▶ YOUR OBJECTIVE
Each line containing the word "Poland" must be reported.

▶ ENTRIES SUPPLIED
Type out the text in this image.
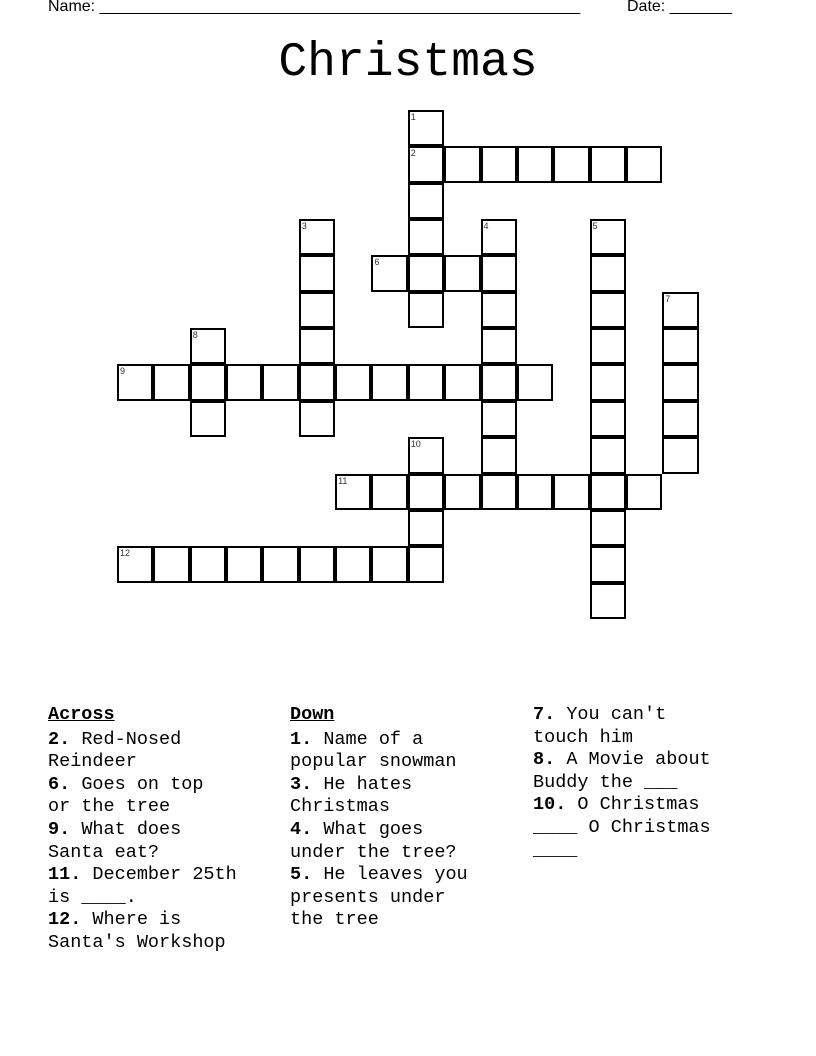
Name: ______________________________________________________	Date: _______
Christmas
2
6
9
11
12
1
3	4	5
7
8
10
Across
2. Red-Nosed
Reindeer
6. Goes on top
or the tree
9. What does
Santa eat?
11. December 25th
is ____.
12. Where is
Santa's Workshop
Down
1. Name of a
popular snowman
3. He hates
Christmas
4. What goes
under the tree?
5. He leaves you
presents under
the tree
7. You can't
touch him
8. A Movie about
Buddy the ___
10. O Christmas
____ O Christmas
____
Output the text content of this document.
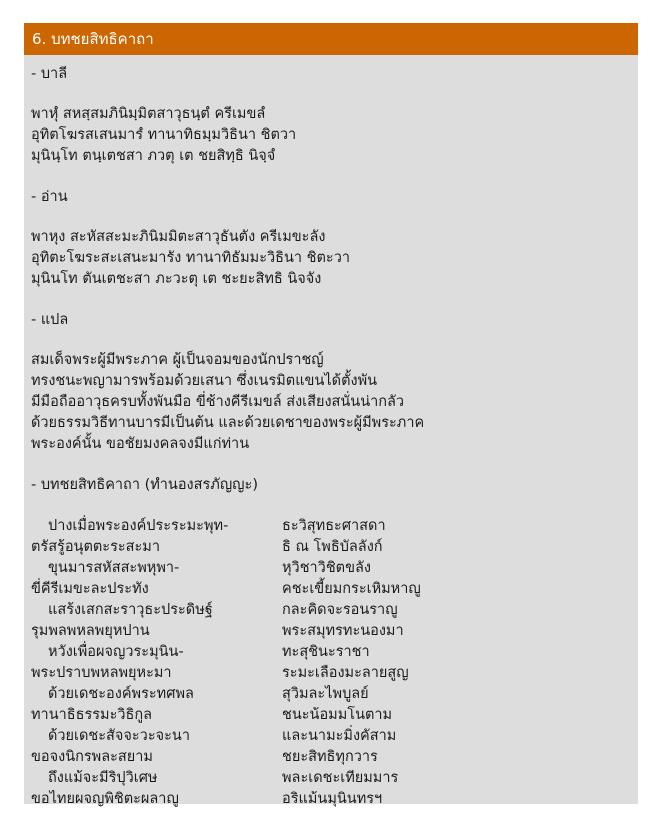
6. บทชยสิทธิคาถา
- บาลี
พาหุํ สหสฺสมภินิมฺมิตสาวุธนฺตํ ครีเมขลํ
อุทิตโฆรสเสนมารํ ทานาทิธมฺมวิธินา ชิตวา
มุนินฺโท ตนฺเตชสา ภวตุ เต ชยสิทฺธิ นิจฺจํ
- อ่าน
พาหุง สะหัสสะมะภินิมมิตะสาวุธันตัง ครีเมขะลัง
อุทิตะโฆระสะเสนะมารัง ทานาทิธัมมะวิธินา ชิตะวา
มุนินโท ตันเตชะสา ภะวะตุ เต ชะยะสิทธิ นิจจัง
- แปล
สมเด็จพระผู้มีพระภาค ผู้เป็นจอมของนักปราชญ์
ทรงชนะพญามารพร้อมด้วยเสนา ซึ่งเนรมิตแขนได้ตั้งพัน
มีมือถืออาวุธครบทั้งพันมือ ขี่ช้างคีรีเมขล์ ส่งเสียงสนั่นน่ากลัว
ด้วยธรรมวิธีทานบารมีเป็นต้น และด้วยเดชาของพระผู้มีพระภาค
พระองค์นั้น ขอชัยมงคลจงมีแก่ท่าน
- บทชยสิทธิคาถา (ทำนองสรภัญญะ)
ปางเมื่อพระองค์ประระมะพุท-
ตรัสรู้อนุตตะระสะมา
ขุนมารสหัสสะพหุพา-
ขี่คีรีเมขะละประทัง
แสร้งเสกสะราวุธะประดิษฐ์
รุมพลพหลพยุหปาน
หวังเพื่อผจญวระมุนิน-
พระปราบพหลพยุหะมา
ด้วยเดชะองค์พระทศพล
ทานาธิธรรมะวิธิกูล
ด้วยเดชะสัจจะวะจะนา
ขอจงนิกรพละสยาม
ถึงแม้จะมีริปุวิเศษ
ขอไทยผจญพิชิตะผลาญู
ธะวิสุทธะศาสดา
ธิ ณ โพธิบัลลังก์
หุวิชาวิชิตขลัง
คชะเขี้ยมกระเหิมหาญู
กละคิดจะรอนราญู
พระสมุทรทะนองมา
ทะสุชินะราชา
ระมะเลืองมะลายสูญ
สุวิมละไพบูลย์
ชนะน้อมมโนตาม
และนามะมิ่งคัสาม
ชยะสิทธิทุกวาร
พละเดชะเทียมมาร
อริแม้นมุนินทรฯ
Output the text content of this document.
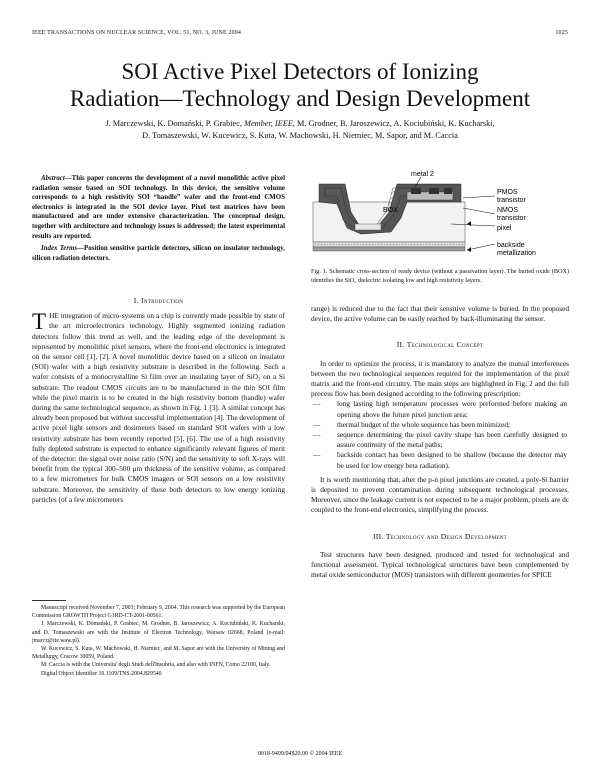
IEEE TRANSACTIONS ON NUCLEAR SCIENCE, VOL. 51, NO. 3, JUNE 2004	1025
SOI Active Pixel Detectors of Ionizing
Radiation—Technology and Design Development
J. Marczewski, K. Domański, P. Grabiec, Member, IEEE, M. Grodner, B. Jaroszewicz, A. Kociubiński, K. Kucharski,
D. Tomaszewski, W. Kucewicz, S. Kuta, W. Machowski, H. Niemiec, M. Sapor, and M. Caccia

Abstract—This paper concerns the development of a novel monolithic active pixel radiation sensor based on SOI technology. In this device, the sensitive volume corresponds to a high resistivity SOI “handle” wafer and the front-end CMOS electronics is integrated in the SOI device layer. Pixel test matrices have been manufactured and are under extensive characterization. The conceptual design, together with architecture and technology issues is addressed; the latest experimental results are reported.

Index Terms—Position sensitive particle detectors, silicon on insulator technology, silicon radiation detectors.

I. Introduction

THE integration of micro-systems on a chip is currently made possible by state of the art microelectronics technology. Highly segmented ionizing radiation detectors follow this trend as well, and the leading edge of the development is represented by monolithic pixel sensors, where the front-end electronics is integrated on the sensor cell [1], [2]. A novel monolithic device based on a silicon on insulator (SOI) wafer with a high resistivity substrate is described in the following. Such a wafer consists of a monocrystalline Si film over an insulating layer of SiO₂ on a Si substrate. The readout CMOS circuits are to be manufactured in the thin SOI film while the pixel matrix is to be created in the high resistivity bottom (handle) wafer during the same technological sequence, as shown in Fig. 1 [3]. A similar concept has already been proposed but without successful implementation [4]. The development of active pixel light sensors and dosimeters based on standard SOI wafers with a low resistivity substrate has been recently reported [5], [6]. The use of a high resistivity fully depleted substrate is expected to enhance significantly relevant figures of merit of the detector: the signal over noise ratio (S/N) and the sensitivity to soft X-rays will benefit from the typical 300–500 μm thickness of the sensitive volume, as compared to a few micrometers for bulk CMOS imagers or SOI sensors on a low resistivity substrate. Moreover, the sensitivity of these both detectors to low energy ionizing particles (of a few micrometers

Manuscript received November 7, 2003; February 9, 2004. This research was supported by the European Commission GROWTH Project G1RD-CT-2001-00561.

J. Marczewski, K. Domański, P. Grabiec, M. Grodner, B. Jaroszewicz, A. Kociubiński, K. Kucharski, and D. Tomaszewski are with the Institute of Electron Technology, Warsaw 02668, Poland (e-mail: jmarcz@ite.waw.pl).

W. Kucewicz, S. Kuta, W. Machowski, H. Niemiec, and M. Sapor are with the University of Mining and Metallurgy, Cracow 30059, Poland.

M. Caccia is with the Universita' degli Studi dell'Insubria, and also with INFN, Como 22100, Italy.

Digital Object Identifier 10.1109/TNS.2004.829540

metal 2
PMOS
transistor
BOX	NMOS
transistor
pixel
backside
metallization
Fig. 1. Schematic cross-section of ready device (without a passivation layer). The buried oxide (BOX) identifies the SiO₂ dielectric isolating low and high resistivity layers.

range) is reduced due to the fact that their sensitive volume is buried. In the proposed device, the active volume can be easily reached by back-illuminating the sensor.

II. Technological Concept

In order to optimize the process, it is mandatory to analyze the mutual interferences between the two technological sequences required for the implementation of the pixel matrix and the front-end circuitry. The main steps are highlighted in Fig. 2 and the full process flow has been designed according to the following prescription:

— long lasting high temperature processes were performed before making an opening above the future pixel junction area;
— thermal budget of the whole sequence has been minimized;
— sequence determining the pixel cavity shape has been carefully designed to assure continuity of the metal paths;
— backside contact has been designed to be shallow (because the detector may be used for low energy beta radiation).

It is worth mentioning that, after the p-n pixel junctions are created, a poly-Si barrier is deposited to prevent contamination during subsequent technological processes. Moreover, since the leakage current is not expected to be a major problem, pixels are dc coupled to the front-end electronics, simplifying the process.

III. Technology and Design Development

Test structures have been designed, produced and tested for technological and functional assessment. Typical technological structures have been complemented by metal oxide semiconductor (MOS) transistors with different geometries for SPICE

0018-9499/04$20.00 © 2004 IEEE
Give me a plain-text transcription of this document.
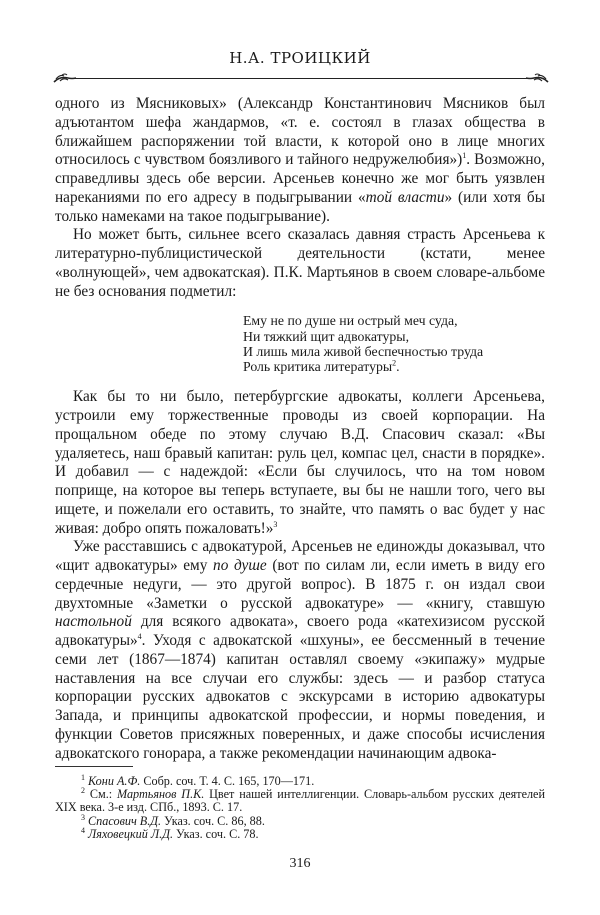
Н.А. ТРОИЦКИЙ

одного из Мясниковых» (Александр Константинович Мясников был адъютантом шефа жандармов, «т. е. состоял в глазах общества в ближайшем распоряжении той власти, к которой оно в лице многих относилось с чувством боязливого и тайного недружелюбия»)$^1$. Возможно, справедливы здесь обе версии. Арсеньев конечно же мог быть уязвлен нареканиями по его адресу в подыгрывании «той власти» (или хотя бы только намеками на такое подыгрывание).

Но может быть, сильнее всего сказалась давняя страсть Арсеньева к литературно-публицистической деятельности (кстати, менее «волнующей», чем адвокатская). П.К. Мартьянов в своем словаре-альбоме не без основания подметил:

Ему не по душе ни острый меч суда,
Ни тяжкий щит адвокатуры,
И лишь мила живой беспечностью труда
Роль критика литературы$^2$.

Как бы то ни было, петербургские адвокаты, коллеги Арсеньева, устроили ему торжественные проводы из своей корпорации. На прощальном обеде по этому случаю В.Д. Спасович сказал: «Вы удаляетесь, наш бравый капитан: руль цел, компас цел, снасти в порядке». И добавил — с надеждой: «Если бы случилось, что на том новом поприще, на которое вы теперь вступаете, вы бы не нашли того, чего вы ищете, и пожелали его оставить, то знайте, что память о вас будет у нас живая: добро опять пожаловать!»$^3$

Уже расставшись с адвокатурой, Арсеньев не единожды доказывал, что «щит адвокатуры» ему по душе (вот по силам ли, если иметь в виду его сердечные недуги, — это другой вопрос). В 1875 г. он издал свои двухтомные «Заметки о русской адвокатуре» — «книгу, ставшую настольной для всякого адвоката», своего рода «катехизисом русской адвокатуры»$^4$. Уходя с адвокатской «шхуны», ее бессменный в течение семи лет (1867—1874) капитан оставлял своему «экипажу» мудрые наставления на все случаи его службы: здесь — и разбор статуса корпорации русских адвокатов с экскурсами в историю адвокатуры Запада, и принципы адвокатской профессии, и нормы поведения, и функции Советов присяжных поверенных, и даже способы исчисления адвокатского гонорара, а также рекомендации начинающим адвока-

$^1$ Кони А.Ф. Собр. соч. Т. 4. С. 165, 170—171.

$^2$ См.: Мартьянов П.К. Цвет нашей интеллигенции. Словарь-альбом русских деятелей XIX века. 3-е изд. СПб., 1893. С. 17.

$^3$ Спасович В.Д. Указ. соч. С. 86, 88.

$^4$ Ляховецкий Л.Д. Указ. соч. С. 78.

316
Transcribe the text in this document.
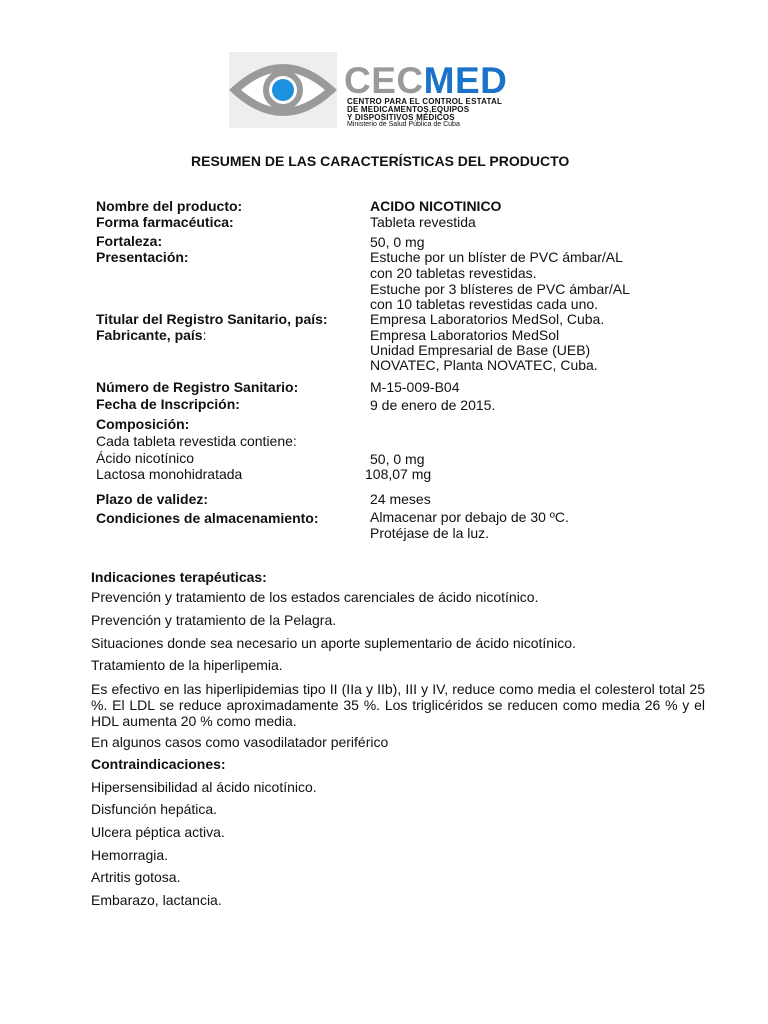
CECMED
CENTRO PARA EL CONTROL ESTATAL
DE MEDICAMENTOS,EQUIPOS
Y DISPOSITIVOS MÉDICOS
Ministerio de Salud Pública de Cuba
RESUMEN DE LAS CARACTERÍSTICAS DEL PRODUCTO
Nombre del producto:
Forma farmacéutica:
Fortaleza:
Presentación:
Titular del Registro Sanitario, país:
Fabricante, país:
Número de Registro Sanitario:
Fecha de Inscripción:
Composición:
Cada tableta revestida contiene:
Ácido nicotínico
Lactosa monohidratada
Plazo de validez:
Condiciones de almacenamiento:
ACIDO NICOTINICO
Tableta revestida
50, 0 mg
Estuche por un blíster de PVC ámbar/AL
con 20 tabletas revestidas.
Estuche por 3 blísteres de PVC ámbar/AL
con 10 tabletas revestidas cada uno.
Empresa Laboratorios MedSol, Cuba.
Empresa Laboratorios MedSol
Unidad Empresarial de Base (UEB)
NOVATEC, Planta NOVATEC, Cuba.
M-15-009-B04
9 de enero de 2015.
50, 0 mg
108,07 mg
24 meses
Almacenar por debajo de 30 ºC.
Protéjase de la luz.
Indicaciones terapéuticas:
Prevención y tratamiento de los estados carenciales de ácido nicotínico.
Prevención y tratamiento de la Pelagra.
Situaciones donde sea necesario un aporte suplementario de ácido nicotínico.
Tratamiento de la hiperlipemia.
Es efectivo en las hiperlipidemias tipo II (IIa y IIb), III y IV, reduce como media el colesterol total 25 %. El LDL se reduce aproximadamente 35 %. Los triglicéridos se reducen como media 26 % y el HDL aumenta 20 % como media.
En algunos casos como vasodilatador periférico
Contraindicaciones:
Hipersensibilidad al ácido nicotínico.
Disfunción hepática.
Ulcera péptica activa.
Hemorragia.
Artritis gotosa.
Embarazo, lactancia.
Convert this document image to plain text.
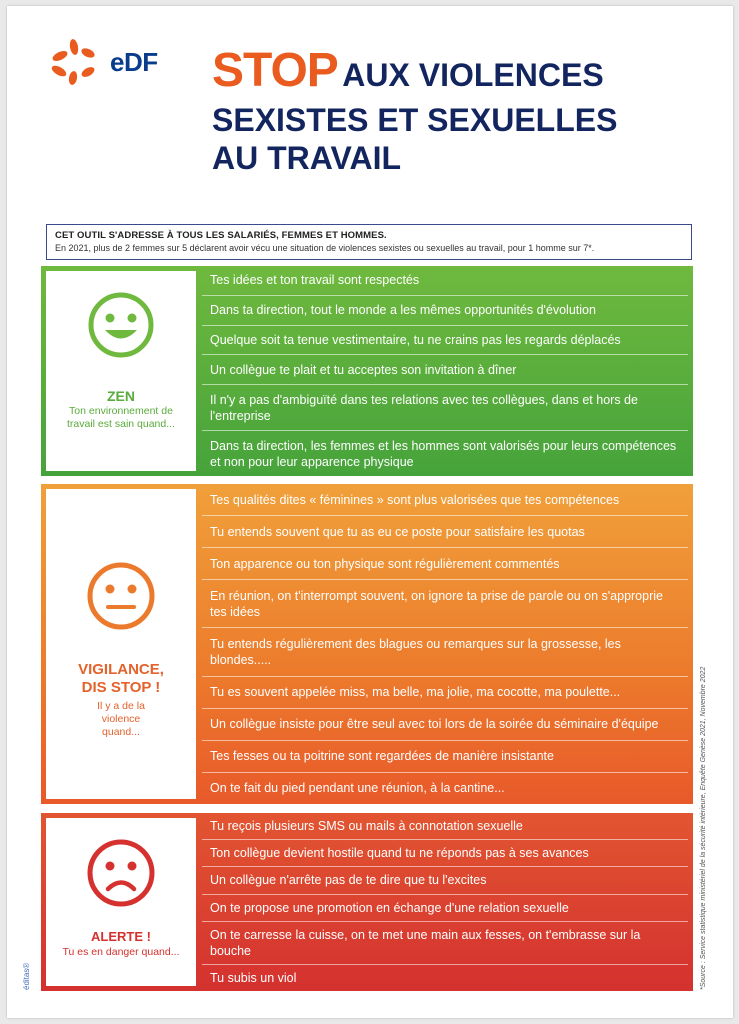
eDF STOP AUX VIOLENCES
SEXISTES ET SEXUELLES
AU TRAVAIL
CET OUTIL S'ADRESSE À TOUS LES SALARIÉS, FEMMES ET HOMMES.
En 2021, plus de 2 femmes sur 5 déclarent avoir vécu une situation de violences sexistes ou sexuelles au travail, pour 1 homme sur 7*.
ZEN
Ton environnement de travail est sain quand...
Tes idées et ton travail sont respectés
Dans ta direction, tout le monde a les mêmes opportunités d'évolution
Quelque soit ta tenue vestimentaire, tu ne crains pas les regards déplacés
Un collègue te plait et tu acceptes son invitation à dîner
Il n'y a pas d'ambiguïté dans tes relations avec tes collègues, dans et hors de l'entreprise
Dans ta direction, les femmes et les hommes sont valorisés pour leurs compétences et non pour leur apparence physique
VIGILANCE,
DIS STOP !
Il y a de la violence quand...
Tes qualités dites « féminines » sont plus valorisées que tes compétences
Tu entends souvent que tu as eu ce poste pour satisfaire les quotas
Ton apparence ou ton physique sont régulièrement commentés
En réunion, on t'interrompt souvent, on ignore ta prise de parole ou on s'approprie tes idées
Tu entends régulièrement des blagues ou remarques sur la grossesse, les blondes.....
Tu es souvent appelée miss, ma belle, ma jolie, ma cocotte, ma poulette...
Un collègue insiste pour être seul avec toi lors de la soirée du séminaire d'équipe
Tes fesses ou ta poitrine sont regardées de manière insistante
On te fait du pied pendant une réunion, à la cantine...
ALERTE !
Tu es en danger quand...
Tu reçois plusieurs SMS ou mails à connotation sexuelle
Ton collègue devient hostile quand tu ne réponds pas à ses avances
Un collègue n'arrête pas de te dire que tu l'excites
On te propose une promotion en échange d'une relation sexuelle
On te carresse la cuisse, on te met une main aux fesses, on t'embrasse sur la bouche
Tu subis un viol	*Source : Service statistique ministériel de la sécurité intérieure, Enquête Genèse 2021, Novembre 2022
éditas®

▶ FULL RESPONSE
J. Marczewski, K. Domański, P. Grabiec, M. Grodner, B. Jaroszewicz, A. Kociubiński, K. Kucharski, and D. Tomaszewski are with the Institute of Electron Technology, Warsaw 02668, Poland (e-mail: jmarcz@ite.waw.pl).
W. Kucewicz, S. Kuta, W. Machowski, H. Niemiec, and M. Sapor are with the University of Mining and Metallurgy, Cracow 30059, Poland.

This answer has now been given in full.